● **WRITTEN EXERCISE 1**: According to the excerpt on banned books below, why did lesbian pulp fiction matter to the gay community? Answer in one to three sentences.
● **WRITTEN EXERCISE 2**: From the excerpt on banned books below, retype the part that opens with the words containing "Book cover - Women's" and closes with "a happy ending.".

● **EXCERPT**:
— start —
Lady Chatterley’s Lover and Another Country 

Ask Australians if they know of any book that was banned and many will answer Lady Chatterley’s lover. Partly because of its overt sex, adultery and explicit language. The fact that DH Lawrence dared to cross the sacrosanct British class barrier may well have been a contributing factor.

The State Library holds 19 items by James Baldwin. His novel, Another Country was banned in Australia by the Commonwealth Customs Department in February 1963 until May 1966. The Literature Censorship Board described it as "continually smeared with indecent, offensive and dirty epithets and allusions". It did however recommend the book still be made available to "the serious-minded student or reader." This may be why we hold this 1963 edition.

 

Book cover - Lady Chatterley's Lover

Book cover of Lady Chatterley's Lover by D.H. Lawrence

Book cover - Another Country

Book cover of Another Country by James Baldwin

Book cover - Lady Chatterley's Lover
Book cover - Another Country

Stranger on Lesbos

Another item in the Library’s collection is Stranger on Lesbos by Valerie Taylor. This was the pen name of Velma Nacella Young. She was married with children and became one of the sub-genre’s most prolific writers. At the same time she was dealing with her own coming-out journey which led her to become an activist for lesbian and gay rights in the USA.

The State Library catalogue for Stranger on Lesbos records the subjects as Lesbians-Fiction; Married Women-fiction; and Lesbianism in literature. The item is now held in basement onsite storage and can be retrieved for readers.

Lesbian pulp fiction is a genre of lesbian literature that refers to any mid-20th century paperback novel or pulp magazine with overtly lesbian themes and content. The writers were both male and female, and all generally usually used female pseudonyms. These books may have been disposable pulp fiction, but they were important to the gay community because they validated same-sex relationships. This was of course the very same thing that led to their censorship.

Book cover - Stranger on Lesbos

Women’s Barracks

Another item in this genre is Women’s Barracks. It was written by French writer Tereska Torres and soon became a best seller. Torres served in World War Two with the women’s arm of the Free French forces, based in London. The book is a fictionalised account of the liaisons of the women in her unit with other resistance members, both female and male. The book was translated into more than a dozen languages. It caused a scandal in America in the 1950s and promptly sold over four million copies.
 

The Feminist Press reprinted it in 2005 as part of its Femmes Fatales series. The series concentrates on women writers of pulp, noir and mystery of the 1930s, ’40s and ’50s.

Book cover - Women's Barracks

 

The Price of Salt

The Price of Salt was published in 1952 by Claire Morgan. This was the pseudonym of Patricia Highsmith who wrote twenty-one novels, mainly crime fiction. These included Strangers on a Train and the Mr Ripley series. The book was re-titled Carol in 2015 after the release of the film of the same name. It is a love story about an aspiring young set designer, Therese, and Carol, an older married woman in the middle of divorce and a custody battle for her daughter. It ends on a note of hope and has been described as the first gay book with a happy ending.

Book cover - The Price of Salt

The Well of Loneliness

The Well of Loneliness is an extremely influential work that was banned from 1928 to 1949 after a court case in Great Britain. Its author Radclyffe Hall, also known by her nickname John, was initially a published poet who then turned to novel writing. Her third published novel was The Well of Loneliness which appeared in 1928. It met with huge controversy because of its unambiguous revelations about lesbian relationships. The novel was probably the first modern work to explore the strength of feeling between same-sex-attracted women.
— end —
(Stored items)
— start —
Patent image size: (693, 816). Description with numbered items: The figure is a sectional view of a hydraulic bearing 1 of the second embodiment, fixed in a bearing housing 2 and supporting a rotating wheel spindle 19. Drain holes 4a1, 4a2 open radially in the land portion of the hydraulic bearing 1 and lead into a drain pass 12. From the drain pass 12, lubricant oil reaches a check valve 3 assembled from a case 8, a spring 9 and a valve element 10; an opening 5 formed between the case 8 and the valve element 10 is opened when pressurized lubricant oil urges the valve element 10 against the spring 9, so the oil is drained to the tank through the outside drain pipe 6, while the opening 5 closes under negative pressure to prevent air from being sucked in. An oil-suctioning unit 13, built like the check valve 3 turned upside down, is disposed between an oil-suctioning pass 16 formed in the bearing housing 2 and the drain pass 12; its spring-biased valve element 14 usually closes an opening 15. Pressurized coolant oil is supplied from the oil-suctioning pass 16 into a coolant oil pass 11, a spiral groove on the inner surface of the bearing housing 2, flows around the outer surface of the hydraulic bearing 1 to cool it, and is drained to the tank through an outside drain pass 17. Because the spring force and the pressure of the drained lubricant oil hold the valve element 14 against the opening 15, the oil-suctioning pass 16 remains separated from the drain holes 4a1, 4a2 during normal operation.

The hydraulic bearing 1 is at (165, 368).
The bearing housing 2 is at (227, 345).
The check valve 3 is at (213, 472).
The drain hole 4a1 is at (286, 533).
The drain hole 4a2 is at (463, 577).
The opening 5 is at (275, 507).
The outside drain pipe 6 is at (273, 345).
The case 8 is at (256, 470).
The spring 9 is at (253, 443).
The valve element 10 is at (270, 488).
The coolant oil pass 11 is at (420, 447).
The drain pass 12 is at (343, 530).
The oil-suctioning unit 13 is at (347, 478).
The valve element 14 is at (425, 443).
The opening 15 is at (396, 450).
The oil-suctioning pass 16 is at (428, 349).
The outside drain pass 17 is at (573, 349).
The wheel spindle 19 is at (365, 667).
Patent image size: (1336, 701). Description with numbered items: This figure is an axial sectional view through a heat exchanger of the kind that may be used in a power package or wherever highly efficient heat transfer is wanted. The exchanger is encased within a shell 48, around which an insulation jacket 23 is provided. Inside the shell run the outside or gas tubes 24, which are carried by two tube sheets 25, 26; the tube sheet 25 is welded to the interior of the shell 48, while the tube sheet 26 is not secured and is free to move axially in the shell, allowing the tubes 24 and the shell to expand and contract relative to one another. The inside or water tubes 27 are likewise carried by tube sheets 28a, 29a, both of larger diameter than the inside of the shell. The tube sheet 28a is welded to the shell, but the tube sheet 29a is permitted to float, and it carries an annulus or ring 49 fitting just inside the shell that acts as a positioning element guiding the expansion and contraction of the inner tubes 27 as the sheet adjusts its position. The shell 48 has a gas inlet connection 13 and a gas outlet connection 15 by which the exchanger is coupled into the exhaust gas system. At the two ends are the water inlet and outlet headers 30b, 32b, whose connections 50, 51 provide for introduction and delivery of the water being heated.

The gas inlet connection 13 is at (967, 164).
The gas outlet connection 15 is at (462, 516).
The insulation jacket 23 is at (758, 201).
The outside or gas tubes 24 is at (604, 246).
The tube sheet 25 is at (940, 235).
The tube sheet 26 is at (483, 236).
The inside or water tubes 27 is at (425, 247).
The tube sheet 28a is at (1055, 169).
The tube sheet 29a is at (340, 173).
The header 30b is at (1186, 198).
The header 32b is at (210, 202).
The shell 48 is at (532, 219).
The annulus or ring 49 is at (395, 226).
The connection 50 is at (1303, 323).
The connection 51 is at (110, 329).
— end —
● **FULL ANSWER 1**: Although these paperbacks may have been disposable pulp fiction, they validated same-sex relationships. That same validation was what led to their censorship.

● **FULL ANSWER 2**:
Book cover - Women's Barracks

 

The Price of Salt

The Price of Salt was published in 1952 by Claire Morgan. This was the pseudonym of Patricia Highsmith who wrote twenty-one novels, mainly crime fiction. These included Strangers on a Train and the Mr Ripley series. The book was re-titled Carol in 2015 after the release of the film of the same name. It is a love story about an aspiring young set designer, Therese, and Carol, an older married woman in the middle of divorce and a custody battle for her daughter. It ends on a note of hope and has been described as the first gay book with a happy ending.